Return the lines of the records without any changes, starting at the first line and ending with the line that contains "series-label-prefix: Δt <box>1005", both included.

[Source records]
□ □ □ □
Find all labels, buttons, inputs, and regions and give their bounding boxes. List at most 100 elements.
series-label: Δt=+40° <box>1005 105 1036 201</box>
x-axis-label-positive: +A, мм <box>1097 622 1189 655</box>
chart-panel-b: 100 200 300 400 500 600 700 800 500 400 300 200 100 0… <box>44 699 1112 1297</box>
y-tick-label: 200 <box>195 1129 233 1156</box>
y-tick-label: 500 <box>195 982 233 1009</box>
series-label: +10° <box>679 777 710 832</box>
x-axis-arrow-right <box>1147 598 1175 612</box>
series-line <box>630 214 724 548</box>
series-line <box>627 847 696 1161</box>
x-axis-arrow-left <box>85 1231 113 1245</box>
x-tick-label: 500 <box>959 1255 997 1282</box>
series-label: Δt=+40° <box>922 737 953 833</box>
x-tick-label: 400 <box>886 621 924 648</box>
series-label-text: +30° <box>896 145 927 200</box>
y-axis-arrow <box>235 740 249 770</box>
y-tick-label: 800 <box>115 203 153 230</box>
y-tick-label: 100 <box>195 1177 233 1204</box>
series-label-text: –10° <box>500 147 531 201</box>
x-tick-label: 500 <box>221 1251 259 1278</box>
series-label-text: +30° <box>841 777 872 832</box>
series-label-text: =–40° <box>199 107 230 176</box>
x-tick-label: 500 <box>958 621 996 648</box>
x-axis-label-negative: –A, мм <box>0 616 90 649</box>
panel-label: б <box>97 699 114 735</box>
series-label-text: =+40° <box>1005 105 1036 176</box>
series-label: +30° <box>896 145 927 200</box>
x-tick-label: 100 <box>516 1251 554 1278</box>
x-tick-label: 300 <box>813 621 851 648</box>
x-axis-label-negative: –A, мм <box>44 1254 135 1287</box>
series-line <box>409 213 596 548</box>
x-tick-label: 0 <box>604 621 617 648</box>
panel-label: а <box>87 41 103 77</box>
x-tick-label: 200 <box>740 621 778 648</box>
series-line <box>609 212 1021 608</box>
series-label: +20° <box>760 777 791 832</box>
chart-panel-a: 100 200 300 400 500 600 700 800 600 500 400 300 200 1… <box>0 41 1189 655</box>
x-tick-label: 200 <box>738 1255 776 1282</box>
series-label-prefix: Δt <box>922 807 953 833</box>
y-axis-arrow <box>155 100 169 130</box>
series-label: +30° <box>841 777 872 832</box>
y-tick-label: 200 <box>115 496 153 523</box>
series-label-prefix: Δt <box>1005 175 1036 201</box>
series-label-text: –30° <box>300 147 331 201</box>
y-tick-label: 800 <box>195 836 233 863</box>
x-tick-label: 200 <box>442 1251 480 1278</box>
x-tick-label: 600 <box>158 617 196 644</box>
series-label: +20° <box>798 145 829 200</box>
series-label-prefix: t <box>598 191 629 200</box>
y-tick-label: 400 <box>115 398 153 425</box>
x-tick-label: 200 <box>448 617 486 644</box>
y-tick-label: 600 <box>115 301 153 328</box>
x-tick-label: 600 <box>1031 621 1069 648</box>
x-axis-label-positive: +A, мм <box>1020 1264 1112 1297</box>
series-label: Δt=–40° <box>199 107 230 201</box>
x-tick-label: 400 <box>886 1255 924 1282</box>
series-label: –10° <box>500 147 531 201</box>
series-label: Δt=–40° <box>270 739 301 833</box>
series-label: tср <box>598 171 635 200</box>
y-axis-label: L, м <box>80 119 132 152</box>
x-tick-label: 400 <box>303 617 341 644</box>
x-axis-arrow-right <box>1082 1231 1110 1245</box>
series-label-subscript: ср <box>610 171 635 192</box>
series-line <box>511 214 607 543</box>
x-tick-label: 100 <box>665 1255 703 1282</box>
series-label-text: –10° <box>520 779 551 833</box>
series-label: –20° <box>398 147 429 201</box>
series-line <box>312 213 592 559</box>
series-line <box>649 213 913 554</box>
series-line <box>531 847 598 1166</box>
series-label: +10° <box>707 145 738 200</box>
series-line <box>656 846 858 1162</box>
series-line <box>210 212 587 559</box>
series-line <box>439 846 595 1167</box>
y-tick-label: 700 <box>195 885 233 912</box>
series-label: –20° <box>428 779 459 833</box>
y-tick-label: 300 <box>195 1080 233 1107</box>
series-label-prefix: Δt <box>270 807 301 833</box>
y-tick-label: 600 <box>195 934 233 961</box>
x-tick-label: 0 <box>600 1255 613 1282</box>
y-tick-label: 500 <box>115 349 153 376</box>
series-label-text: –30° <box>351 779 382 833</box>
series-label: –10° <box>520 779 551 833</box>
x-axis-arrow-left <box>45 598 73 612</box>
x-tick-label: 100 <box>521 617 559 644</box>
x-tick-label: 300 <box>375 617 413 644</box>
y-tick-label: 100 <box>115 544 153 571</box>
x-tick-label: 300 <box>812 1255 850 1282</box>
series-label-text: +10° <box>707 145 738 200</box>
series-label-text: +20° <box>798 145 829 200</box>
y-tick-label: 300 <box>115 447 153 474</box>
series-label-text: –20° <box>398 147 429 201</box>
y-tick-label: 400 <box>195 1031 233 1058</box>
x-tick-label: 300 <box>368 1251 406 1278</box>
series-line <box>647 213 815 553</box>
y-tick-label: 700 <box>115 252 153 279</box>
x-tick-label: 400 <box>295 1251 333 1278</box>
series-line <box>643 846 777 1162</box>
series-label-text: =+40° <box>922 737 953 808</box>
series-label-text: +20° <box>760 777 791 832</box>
□ □ □ □
**THE REPLY**
Find all labels, buttons, inputs, and regions and give their bounding boxes. List at most 100 elements.
series-label: Δt=+40° <box>1005 105 1036 201</box>
x-axis-label-positive: +A, мм <box>1097 622 1189 655</box>
chart-panel-b: 100 200 300 400 500 600 700 800 500 400 300 200 100 0… <box>44 699 1112 1297</box>
y-tick-label: 200 <box>195 1129 233 1156</box>
y-tick-label: 500 <box>195 982 233 1009</box>
series-label: +10° <box>679 777 710 832</box>
x-axis-arrow-right <box>1147 598 1175 612</box>
series-line <box>630 214 724 548</box>
series-line <box>627 847 696 1161</box>
x-axis-arrow-left <box>85 1231 113 1245</box>
x-tick-label: 500 <box>959 1255 997 1282</box>
series-label: Δt=+40° <box>922 737 953 833</box>
x-tick-label: 400 <box>886 621 924 648</box>
series-label-text: +30° <box>896 145 927 200</box>
y-axis-arrow <box>235 740 249 770</box>
y-tick-label: 800 <box>115 203 153 230</box>
y-tick-label: 100 <box>195 1177 233 1204</box>
series-label-text: –10° <box>500 147 531 201</box>
x-tick-label: 500 <box>221 1251 259 1278</box>
series-label-text: +30° <box>841 777 872 832</box>
series-label-text: =–40° <box>199 107 230 176</box>
x-tick-label: 500 <box>958 621 996 648</box>
x-axis-label-negative: –A, мм <box>0 616 90 649</box>
panel-label: б <box>97 699 114 735</box>
series-label-text: =+40° <box>1005 105 1036 176</box>
series-label: +30° <box>896 145 927 200</box>
x-tick-label: 100 <box>516 1251 554 1278</box>
x-tick-label: 300 <box>813 621 851 648</box>
x-axis-label-negative: –A, мм <box>44 1254 135 1287</box>
series-line <box>409 213 596 548</box>
x-tick-label: 0 <box>604 621 617 648</box>
panel-label: а <box>87 41 103 77</box>
x-tick-label: 200 <box>740 621 778 648</box>
series-line <box>609 212 1021 608</box>
series-label: +20° <box>760 777 791 832</box>
chart-panel-a: 100 200 300 400 500 600 700 800 600 500 400 300 200 1… <box>0 41 1189 655</box>
x-tick-label: 200 <box>738 1255 776 1282</box>
series-label-prefix: Δt <box>922 807 953 833</box>
y-axis-arrow <box>155 100 169 130</box>
series-label: +30° <box>841 777 872 832</box>
y-tick-label: 200 <box>115 496 153 523</box>
series-label-prefix: Δt <box>1005 175 1036 201</box>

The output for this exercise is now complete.